» **Work to be completed**
Reproduce the whole listing, character for character.

» **Input records**

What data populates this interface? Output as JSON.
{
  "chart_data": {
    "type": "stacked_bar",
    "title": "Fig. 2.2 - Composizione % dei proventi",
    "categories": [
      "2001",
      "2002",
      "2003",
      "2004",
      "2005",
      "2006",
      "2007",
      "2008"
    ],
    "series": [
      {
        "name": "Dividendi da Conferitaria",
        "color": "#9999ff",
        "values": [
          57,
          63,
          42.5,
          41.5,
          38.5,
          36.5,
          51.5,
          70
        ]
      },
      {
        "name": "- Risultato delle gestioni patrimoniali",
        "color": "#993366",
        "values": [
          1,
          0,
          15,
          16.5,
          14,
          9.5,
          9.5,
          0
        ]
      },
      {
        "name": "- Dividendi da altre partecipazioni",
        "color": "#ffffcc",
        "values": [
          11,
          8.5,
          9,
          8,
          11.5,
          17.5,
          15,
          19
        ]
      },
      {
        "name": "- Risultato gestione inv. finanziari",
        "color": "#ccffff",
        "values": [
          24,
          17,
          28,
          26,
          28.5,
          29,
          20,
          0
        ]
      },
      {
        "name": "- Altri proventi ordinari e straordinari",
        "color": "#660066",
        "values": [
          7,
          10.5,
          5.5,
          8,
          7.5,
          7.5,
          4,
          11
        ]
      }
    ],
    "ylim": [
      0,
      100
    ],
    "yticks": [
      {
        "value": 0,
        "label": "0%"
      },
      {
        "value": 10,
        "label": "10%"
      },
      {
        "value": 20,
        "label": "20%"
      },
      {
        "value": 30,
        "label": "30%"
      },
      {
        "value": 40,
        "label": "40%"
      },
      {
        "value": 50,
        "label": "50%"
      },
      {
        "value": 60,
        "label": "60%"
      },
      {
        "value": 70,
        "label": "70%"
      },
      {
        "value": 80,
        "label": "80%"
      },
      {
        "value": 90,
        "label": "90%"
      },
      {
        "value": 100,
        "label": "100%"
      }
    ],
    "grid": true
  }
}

» **Answer for this exercise**
What data populates this interface? Output as JSON.
{
  "chart_data": {
    "type": "stacked_bar",
    "title": "Fig. 2.2 - Composizione % dei proventi",
    "categories": [
      "2001",
      "2002",
      "2003",
      "2004",
      "2005",
      "2006",
      "2007",
      "2008"
    ],
    "series": [
      {
        "name": "Dividendi da Conferitaria",
        "color": "#9999ff",
        "values": [
          57,
          63,
          42.5,
          41.5,
          38.5,
          36.5,
          51.5,
          70
        ]
      },
      {
        "name": "- Risultato delle gestioni patrimoniali",
        "color": "#993366",
        "values": [
          1,
          0,
          15,
          16.5,
          14,
          9.5,
          9.5,
          0
        ]
      },
      {
        "name": "- Dividendi da altre partecipazioni",
        "color": "#ffffcc",
        "values": [
          11,
          8.5,
          9,
          8,
          11.5,
          17.5,
          15,
          19
        ]
      },
      {
        "name": "- Risultato gestione inv. finanziari",
        "color": "#ccffff",
        "values": [
          24,
          17,
          28,
          26,
          28.5,
          29,
          20,
          0
        ]
      },
      {
        "name": "- Altri proventi ordinari e straordinari",
        "color": "#660066",
        "values": [
          7,
          10.5,
          5.5,
          8,
          7.5,
          7.5,
          4,
          11
        ]
      }
    ],
    "ylim": [
      0,
      100
    ],
    "yticks": [
      {
        "value": 0,
        "label": "0%"
      },
      {
        "value": 10,
        "label": "10%"
      },
      {
        "value": 20,
        "label": "20%"
      },
      {
        "value": 30,
        "label": "30%"
      },
      {
        "value": 40,
        "label": "40%"
      },
      {
        "value": 50,
        "label": "50%"
      },
      {
        "value": 60,
        "label": "60%"
      },
      {
        "value": 70,
        "label": "70%"
      },
      {
        "value": 80,
        "label": "80%"
      },
      {
        "value": 90,
        "label": "90%"
      },
      {
        "value": 100,
        "label": "100%"
      }
    ],
    "grid": true
  }
}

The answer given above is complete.